• WHAT IS EXPECTED:
Go through the lines below. Copy those with "color".

• RECORDS SHOWN:
______

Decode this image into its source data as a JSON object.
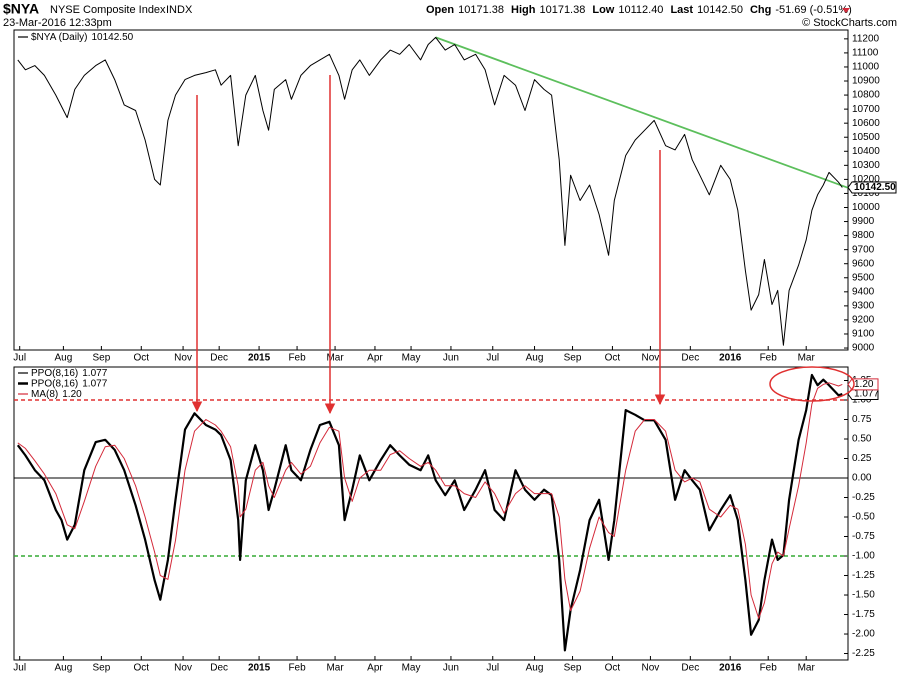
{
  "header": {
    "symbol": "$NYA",
    "name": "NYSE Composite Index",
    "exchange": "INDX",
    "date": "23-Mar-2016 12:33pm",
    "quote": [
      {
        "label": "Open",
        "value": "10171.38"
      },
      {
        "label": "High",
        "value": "10171.38"
      },
      {
        "label": "Low",
        "value": "10112.40"
      },
      {
        "label": "Last",
        "value": "10142.50"
      },
      {
        "label": "Chg",
        "value": "-51.69 (-0.51%)"
      }
    ],
    "copyright": "© StockCharts.com"
  },
  "chart_data": [
    {
      "type": "line",
      "x": [
        2,
        6,
        11,
        16,
        22,
        28,
        32,
        37,
        43,
        48,
        53,
        58,
        64,
        69,
        74,
        77,
        81,
        85,
        90,
        95,
        101,
        106,
        109,
        114,
        118,
        122,
        127,
        131,
        134,
        137,
        143,
        146,
        151,
        156,
        161,
        166,
        171,
        174,
        178,
        182,
        187,
        193,
        198,
        203,
        208,
        214,
        218,
        222,
        227,
        232,
        237,
        243,
        248,
        253,
        258,
        264,
        269,
        274,
        279,
        283,
        287,
        290,
        293,
        298,
        303,
        308,
        313,
        316,
        322,
        327,
        332,
        337,
        343,
        348,
        353,
        357,
        361,
        366,
        372,
        377,
        381,
        385,
        388,
        392,
        395,
        399,
        402,
        405,
        408,
        413,
        417,
        420,
        423,
        426,
        429,
        434,
        436
      ],
      "series": [
        {
          "name": "$NYA (Daily)",
          "last_label": "10142.50",
          "color": "#000000",
          "values": [
            11050,
            10980,
            11010,
            10940,
            10800,
            10640,
            10840,
            10940,
            11010,
            11050,
            10910,
            10730,
            10690,
            10480,
            10200,
            10160,
            10620,
            10800,
            10910,
            10940,
            10960,
            10980,
            10870,
            10940,
            10440,
            10800,
            10940,
            10690,
            10550,
            10840,
            10910,
            10770,
            10940,
            11010,
            11050,
            11090,
            10940,
            10770,
            10980,
            11050,
            10940,
            11050,
            11120,
            11090,
            11160,
            11050,
            11160,
            11210,
            11120,
            11160,
            11050,
            11090,
            10980,
            10730,
            10940,
            10870,
            10690,
            10910,
            10840,
            10800,
            10340,
            9730,
            10230,
            10050,
            10160,
            9950,
            9660,
            10050,
            10370,
            10480,
            10550,
            10620,
            10440,
            10410,
            10520,
            10340,
            10230,
            10090,
            10300,
            10200,
            9980,
            9550,
            9270,
            9380,
            9630,
            9310,
            9410,
            9020,
            9410,
            9590,
            9770,
            9980,
            10090,
            10160,
            10250,
            10180,
            10142.5
          ]
        }
      ],
      "trendline": {
        "x": [
          222,
          439
        ],
        "values": [
          11210,
          10140
        ],
        "color": "#5cbf5c"
      },
      "xlim": [
        0,
        439
      ],
      "xticks": [
        {
          "value": 3,
          "label": "Jul"
        },
        {
          "value": 26,
          "label": "Aug"
        },
        {
          "value": 46,
          "label": "Sep"
        },
        {
          "value": 67,
          "label": "Oct"
        },
        {
          "value": 89,
          "label": "Nov"
        },
        {
          "value": 108,
          "label": "Dec"
        },
        {
          "value": 129,
          "label": "2015"
        },
        {
          "value": 149,
          "label": "Feb"
        },
        {
          "value": 169,
          "label": "Mar"
        },
        {
          "value": 190,
          "label": "Apr"
        },
        {
          "value": 209,
          "label": "May"
        },
        {
          "value": 230,
          "label": "Jun"
        },
        {
          "value": 252,
          "label": "Jul"
        },
        {
          "value": 274,
          "label": "Aug"
        },
        {
          "value": 294,
          "label": "Sep"
        },
        {
          "value": 315,
          "label": "Oct"
        },
        {
          "value": 335,
          "label": "Nov"
        },
        {
          "value": 356,
          "label": "Dec"
        },
        {
          "value": 377,
          "label": "2016"
        },
        {
          "value": 397,
          "label": "Feb"
        },
        {
          "value": 417,
          "label": "Mar"
        }
      ],
      "ylim": [
        8986,
        11263
      ],
      "yticks": [
        9000,
        9100,
        9200,
        9300,
        9400,
        9500,
        9600,
        9700,
        9800,
        9900,
        10000,
        10100,
        10200,
        10300,
        10400,
        10500,
        10600,
        10700,
        10800,
        10900,
        11000,
        11100,
        11200
      ],
      "grid": false
    },
    {
      "type": "line",
      "x": [
        2,
        6,
        11,
        16,
        22,
        25,
        28,
        32,
        37,
        43,
        48,
        53,
        58,
        64,
        69,
        74,
        77,
        81,
        85,
        90,
        95,
        101,
        106,
        109,
        114,
        118,
        119,
        122,
        127,
        131,
        134,
        137,
        143,
        146,
        151,
        156,
        161,
        166,
        171,
        174,
        178,
        182,
        187,
        193,
        198,
        203,
        208,
        214,
        218,
        222,
        227,
        232,
        237,
        243,
        248,
        253,
        258,
        264,
        269,
        274,
        279,
        283,
        287,
        290,
        293,
        298,
        303,
        308,
        313,
        316,
        322,
        327,
        332,
        337,
        343,
        348,
        353,
        357,
        361,
        366,
        372,
        377,
        381,
        385,
        388,
        392,
        395,
        399,
        402,
        405,
        408,
        413,
        417,
        420,
        423,
        426,
        429,
        434,
        436
      ],
      "series": [
        {
          "name": "PPO(8,16)",
          "last_label": "1.077",
          "color": "#000000",
          "values": [
            0.42,
            0.29,
            0.1,
            -0.03,
            -0.41,
            -0.54,
            -0.79,
            -0.6,
            0.1,
            0.46,
            0.49,
            0.36,
            0.1,
            -0.35,
            -0.79,
            -1.31,
            -1.56,
            -1.05,
            -0.28,
            0.62,
            0.83,
            0.68,
            0.62,
            0.55,
            0.23,
            -0.54,
            -1.05,
            -0.03,
            0.42,
            0.1,
            -0.41,
            -0.15,
            0.42,
            0.1,
            -0.03,
            0.36,
            0.68,
            0.72,
            0.42,
            -0.54,
            -0.15,
            0.29,
            -0.03,
            0.23,
            0.42,
            0.29,
            0.17,
            0.1,
            0.29,
            -0.03,
            -0.22,
            -0.03,
            -0.41,
            -0.15,
            0.1,
            -0.41,
            -0.54,
            0.1,
            -0.15,
            -0.28,
            -0.15,
            -0.22,
            -1.05,
            -2.21,
            -1.69,
            -1.18,
            -0.54,
            -0.28,
            -1.05,
            -0.54,
            0.87,
            0.81,
            0.74,
            0.74,
            0.49,
            -0.28,
            0.1,
            -0.03,
            -0.15,
            -0.67,
            -0.41,
            -0.22,
            -0.54,
            -1.31,
            -2.01,
            -1.82,
            -1.31,
            -0.79,
            -1.05,
            -0.99,
            -0.28,
            0.49,
            0.87,
            1.32,
            1.19,
            1.26,
            1.19,
            1.06,
            1.077
          ]
        },
        {
          "name": "MA(8)",
          "last_label": "1.20",
          "color": "#d42a3a",
          "values": [
            0.45,
            0.38,
            0.22,
            0.05,
            -0.2,
            -0.4,
            -0.6,
            -0.65,
            -0.3,
            0.15,
            0.4,
            0.42,
            0.25,
            -0.1,
            -0.5,
            -0.95,
            -1.25,
            -1.3,
            -0.8,
            0.1,
            0.6,
            0.75,
            0.68,
            0.6,
            0.4,
            -0.1,
            -0.5,
            -0.4,
            0.1,
            0.2,
            -0.1,
            -0.25,
            0.1,
            0.2,
            0.05,
            0.15,
            0.45,
            0.65,
            0.6,
            0.0,
            -0.3,
            0.0,
            0.1,
            0.1,
            0.3,
            0.35,
            0.25,
            0.15,
            0.2,
            0.1,
            -0.1,
            -0.1,
            -0.2,
            -0.25,
            -0.05,
            -0.2,
            -0.45,
            -0.2,
            -0.1,
            -0.2,
            -0.2,
            -0.2,
            -0.5,
            -1.3,
            -1.7,
            -1.45,
            -0.9,
            -0.5,
            -0.7,
            -0.75,
            0.1,
            0.6,
            0.75,
            0.75,
            0.6,
            0.1,
            -0.05,
            0.0,
            -0.05,
            -0.4,
            -0.5,
            -0.35,
            -0.4,
            -0.85,
            -1.5,
            -1.8,
            -1.6,
            -1.1,
            -0.95,
            -1.0,
            -0.65,
            -0.1,
            0.45,
            0.95,
            1.15,
            1.2,
            1.22,
            1.18,
            1.2
          ]
        }
      ],
      "hlines": [
        {
          "value": 1,
          "color": "#e03030",
          "dashed": true
        },
        {
          "value": 0,
          "color": "#000000",
          "dashed": false
        },
        {
          "value": -1,
          "color": "#33aa33",
          "dashed": true
        }
      ],
      "xlim": [
        0,
        439
      ],
      "xticks": [
        {
          "value": 3,
          "label": "Jul"
        },
        {
          "value": 26,
          "label": "Aug"
        },
        {
          "value": 46,
          "label": "Sep"
        },
        {
          "value": 67,
          "label": "Oct"
        },
        {
          "value": 89,
          "label": "Nov"
        },
        {
          "value": 108,
          "label": "Dec"
        },
        {
          "value": 129,
          "label": "2015"
        },
        {
          "value": 149,
          "label": "Feb"
        },
        {
          "value": 169,
          "label": "Mar"
        },
        {
          "value": 190,
          "label": "Apr"
        },
        {
          "value": 209,
          "label": "May"
        },
        {
          "value": 230,
          "label": "Jun"
        },
        {
          "value": 252,
          "label": "Jul"
        },
        {
          "value": 274,
          "label": "Aug"
        },
        {
          "value": 294,
          "label": "Sep"
        },
        {
          "value": 315,
          "label": "Oct"
        },
        {
          "value": 335,
          "label": "Nov"
        },
        {
          "value": 356,
          "label": "Dec"
        },
        {
          "value": 377,
          "label": "2016"
        },
        {
          "value": 397,
          "label": "Feb"
        },
        {
          "value": 417,
          "label": "Mar"
        }
      ],
      "ylim": [
        -2.333,
        1.423
      ],
      "yticks": [
        1.25,
        {
          "value": 1,
          "label": "1.00"
        },
        0.75,
        {
          "value": 0.5,
          "label": "0.50"
        },
        0.25,
        {
          "value": 0,
          "label": "0.00"
        },
        -0.25,
        {
          "value": -0.5,
          "label": "-0.50"
        },
        -0.75,
        {
          "value": -1,
          "label": "-1.00"
        },
        -1.25,
        {
          "value": -1.5,
          "label": "-1.50"
        },
        -1.75,
        {
          "value": -2,
          "label": "-2.00"
        },
        -2.25
      ],
      "grid": false
    }
  ]
}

______

• RESULT OF THIS EXERCISE:
          "color": "#000000",
        "color": "#5cbf5c"
          "color": "#000000",
          "color": "#d42a3a",
          "color": "#e03030",
          "color": "#000000",
          "color": "#33aa33",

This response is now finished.